[Data entries]
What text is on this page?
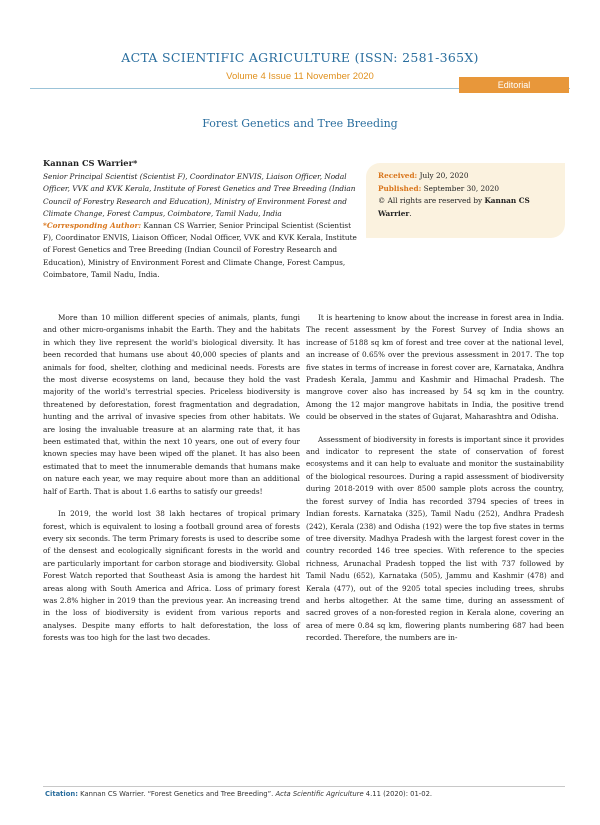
ACTA SCIENTIFIC AGRICULTURE (ISSN: 2581-365X)
Volume 4 Issue 11 November 2020
Editorial
Forest Genetics and Tree Breeding
Kannan CS Warrier*
Senior Principal Scientist (Scientist F), Coordinator ENVIS, Liaison Officer, Nodal Officer, VVK and KVK Kerala, Institute of Forest Genetics and Tree Breeding (Indian Council of Forestry Research and Education), Ministry of Environment Forest and Climate Change, Forest Campus, Coimbatore, Tamil Nadu, India
*Corresponding Author: Kannan CS Warrier, Senior Principal Scientist (Scientist F), Coordinator ENVIS, Liaison Officer, Nodal Officer, VVK and KVK Kerala, Institute of Forest Genetics and Tree Breeding (Indian Council of Forestry Research and Education), Ministry of Environment Forest and Climate Change, Forest Campus, Coimbatore, Tamil Nadu, India.
Received: July 20, 2020
Published: September 30, 2020
© All rights are reserved by Kannan CS Warrier.

More than 10 million different species of animals, plants, fungi and other micro-organisms inhabit the Earth. They and the habitats in which they live represent the world's biological diversity. It has been recorded that humans use about 40,000 species of plants and animals for food, shelter, clothing and medicinal needs. Forests are the most diverse ecosystems on land, because they hold the vast majority of the world's terrestrial species. Priceless biodiversity is threatened by deforestation, forest fragmentation and degradation, hunting and the arrival of invasive species from other habitats. We are losing the invaluable treasure at an alarming rate that, it has been estimated that, within the next 10 years, one out of every four known species may have been wiped off the planet. It has also been estimated that to meet the innumerable demands that humans make on nature each year, we may require about more than an additional half of Earth. That is about 1.6 earths to satisfy our greeds!

In 2019, the world lost 38 lakh hectares of tropical primary forest, which is equivalent to losing a football ground area of forests every six seconds. The term Primary forests is used to describe some of the densest and ecologically significant forests in the world and are particularly important for carbon storage and biodiversity. Global Forest Watch reported that Southeast Asia is among the hardest hit areas along with South America and Africa. Loss of primary forest was 2.8% higher in 2019 than the previous year. An increasing trend in the loss of biodiversity is evident from various reports and analyses. Despite many efforts to halt deforestation, the loss of forests was too high for the last two decades.

It is heartening to know about the increase in forest area in India. The recent assessment by the Forest Survey of India shows an increase of 5188 sq km of forest and tree cover at the national level, an increase of 0.65% over the previous assessment in 2017. The top five states in terms of increase in forest cover are, Karnataka, Andhra Pradesh Kerala, Jammu and Kashmir and Himachal Pradesh. The mangrove cover also has increased by 54 sq km in the country. Among the 12 major mangrove habitats in India, the positive trend could be observed in the states of Gujarat, Maharashtra and Odisha.

Assessment of biodiversity in forests is important since it provides and indicator to represent the state of conservation of forest ecosystems and it can help to evaluate and monitor the sustainability of the biological resources. During a rapid assessment of biodiversity during 2018-2019 with over 8500 sample plots across the country, the forest survey of India has recorded 3794 species of trees in Indian forests. Karnataka (325), Tamil Nadu (252), Andhra Pradesh (242), Kerala (238) and Odisha (192) were the top five states in terms of tree diversity. Madhya Pradesh with the largest forest cover in the country recorded 146 tree species. With reference to the species richness, Arunachal Pradesh topped the list with 737 followed by Tamil Nadu (652), Karnataka (505), Jammu and Kashmir (478) and Kerala (477), out of the 9205 total species including trees, shrubs and herbs altogether. At the same time, during an assessment of sacred groves of a non-forested region in Kerala alone, covering an area of mere 0.84 sq km, flowering plants numbering 687 had been recorded. Therefore, the numbers are in-

Citation: Kannan CS Warrier. “Forest Genetics and Tree Breeding”. Acta Scientific Agriculture 4.11 (2020): 01-02.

◆ **THE PROBLEM**:
Pick out the lines above that hold the string "Warrier" and show them.

◆ **COMPLETE OUTPUT**:
Kannan CS Warrier*
*Corresponding Author: Kannan CS Warrier, Senior Principal Scientist (Scientist F), Coordinator ENVIS, Liaison Officer, Nodal Officer, VVK and KVK Kerala, Institute of Forest Genetics and Tree Breeding (Indian Council of Forestry Research and Education), Ministry of Environment Forest and Climate Change, Forest Campus, Coimbatore, Tamil Nadu, India.
© All rights are reserved by Kannan CS Warrier.
Citation: Kannan CS Warrier. “Forest Genetics and Tree Breeding”. Acta Scientific Agriculture 4.11 (2020): 01-02.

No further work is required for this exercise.